— Begin —

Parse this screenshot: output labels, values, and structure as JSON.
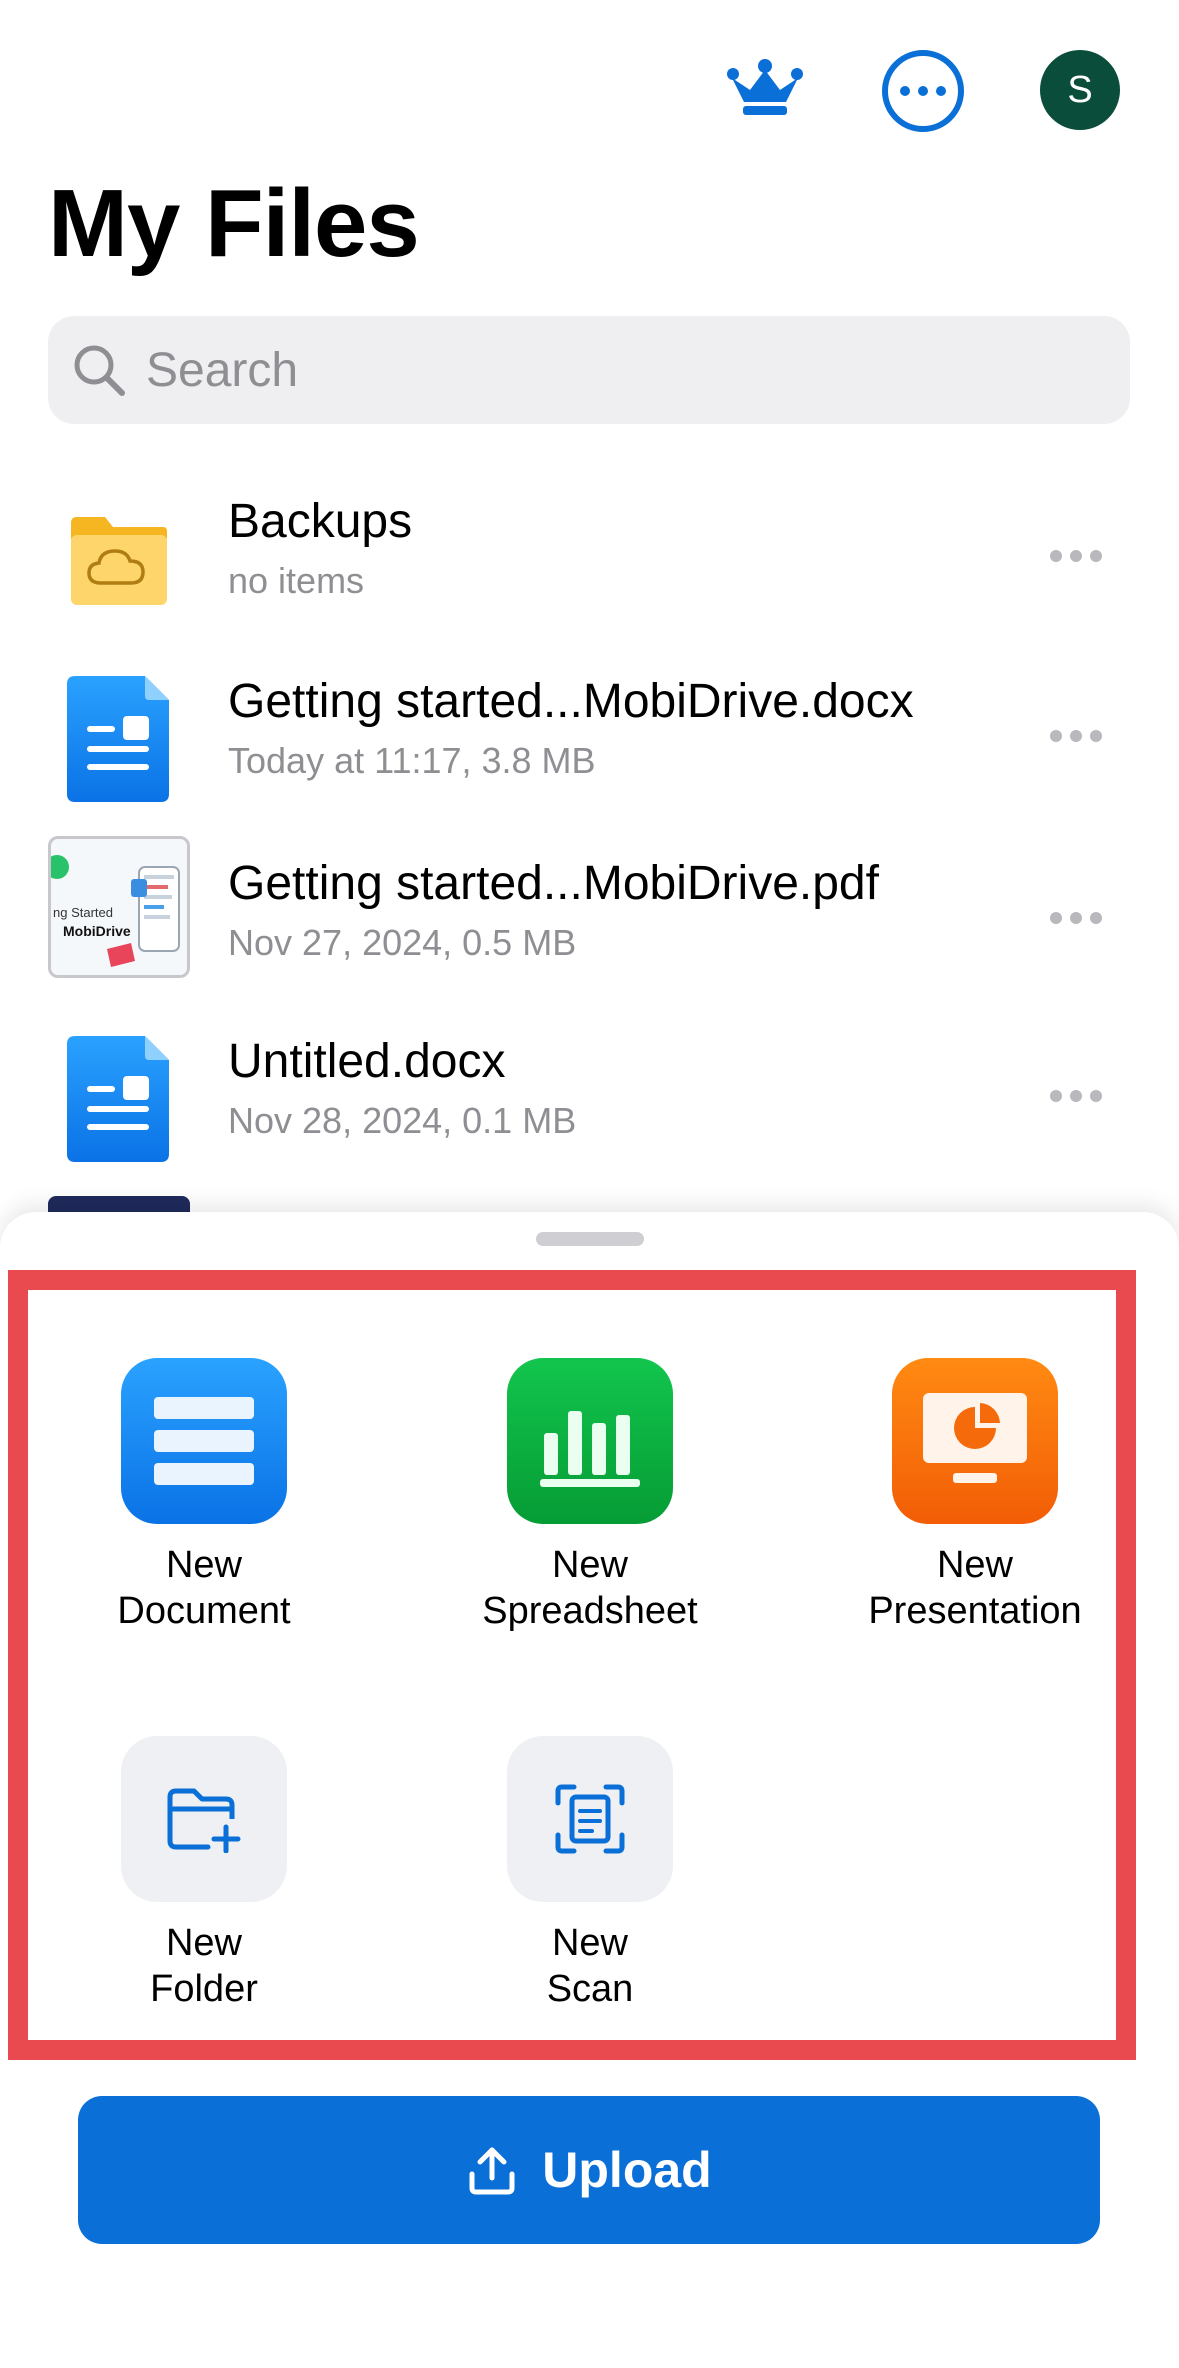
{
  "header": {
    "title": "My Files",
    "avatar_initial": "S"
  },
  "search": {
    "placeholder": "Search"
  },
  "files": [
    {
      "name": "Backups",
      "meta": "no items",
      "icon": "folder-cloud-icon"
    },
    {
      "name": "Getting started...MobiDrive.docx",
      "meta": "Today at 11:17, 3.8 MB",
      "icon": "docx-icon"
    },
    {
      "name": "Getting started...MobiDrive.pdf",
      "meta": "Nov 27, 2024, 0.5 MB",
      "icon": "pdf-thumbnail",
      "thumb_text_1": "ng Started",
      "thumb_text_2": "MobiDrive"
    },
    {
      "name": "Untitled.docx",
      "meta": "Nov 28, 2024, 0.1 MB",
      "icon": "docx-icon"
    }
  ],
  "create_sheet": {
    "actions": [
      {
        "line1": "New",
        "line2": "Document",
        "icon": "document-icon"
      },
      {
        "line1": "New",
        "line2": "Spreadsheet",
        "icon": "spreadsheet-icon"
      },
      {
        "line1": "New",
        "line2": "Presentation",
        "icon": "presentation-icon"
      },
      {
        "line1": "New",
        "line2": "Folder",
        "icon": "folder-add-icon"
      },
      {
        "line1": "New",
        "line2": "Scan",
        "icon": "scan-icon"
      }
    ],
    "upload_label": "Upload"
  },
  "colors": {
    "accent": "#0a6fd6",
    "highlight": "#e84a4f",
    "avatar": "#0b4d3b"
  }
}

— End —

### TO DO
Give back every line exactly as it stands, pictures excluded.

### OUTPUT
Parse this screenshot: output labels, values, and structure as JSON.
{
  "header": {
    "title": "My Files",
    "avatar_initial": "S"
  },
  "search": {
    "placeholder": "Search"
  },
  "files": [
    {
      "name": "Backups",
      "meta": "no items",
      "icon": "folder-cloud-icon"
    },
    {
      "name": "Getting started...MobiDrive.docx",
      "meta": "Today at 11:17, 3.8 MB",
      "icon": "docx-icon"
    },
    {
      "name": "Getting started...MobiDrive.pdf",
      "meta": "Nov 27, 2024, 0.5 MB",
      "icon": "pdf-thumbnail",
      "thumb_text_1": "ng Started",
      "thumb_text_2": "MobiDrive"
    },
    {
      "name": "Untitled.docx",
      "meta": "Nov 28, 2024, 0.1 MB",
      "icon": "docx-icon"
    }
  ],
  "create_sheet": {
    "actions": [
      {
        "line1": "New",
        "line2": "Document",
        "icon": "document-icon"
      },
      {
        "line1": "New",
        "line2": "Spreadsheet",
        "icon": "spreadsheet-icon"
      },
      {
        "line1": "New",
        "line2": "Presentation",
        "icon": "presentation-icon"
      },
      {
        "line1": "New",
        "line2": "Folder",
        "icon": "folder-add-icon"
      },
      {
        "line1": "New",
        "line2": "Scan",
        "icon": "scan-icon"
      }
    ],
    "upload_label": "Upload"
  },
  "colors": {
    "accent": "#0a6fd6",
    "highlight": "#e84a4f",
    "avatar": "#0b4d3b"
  }
}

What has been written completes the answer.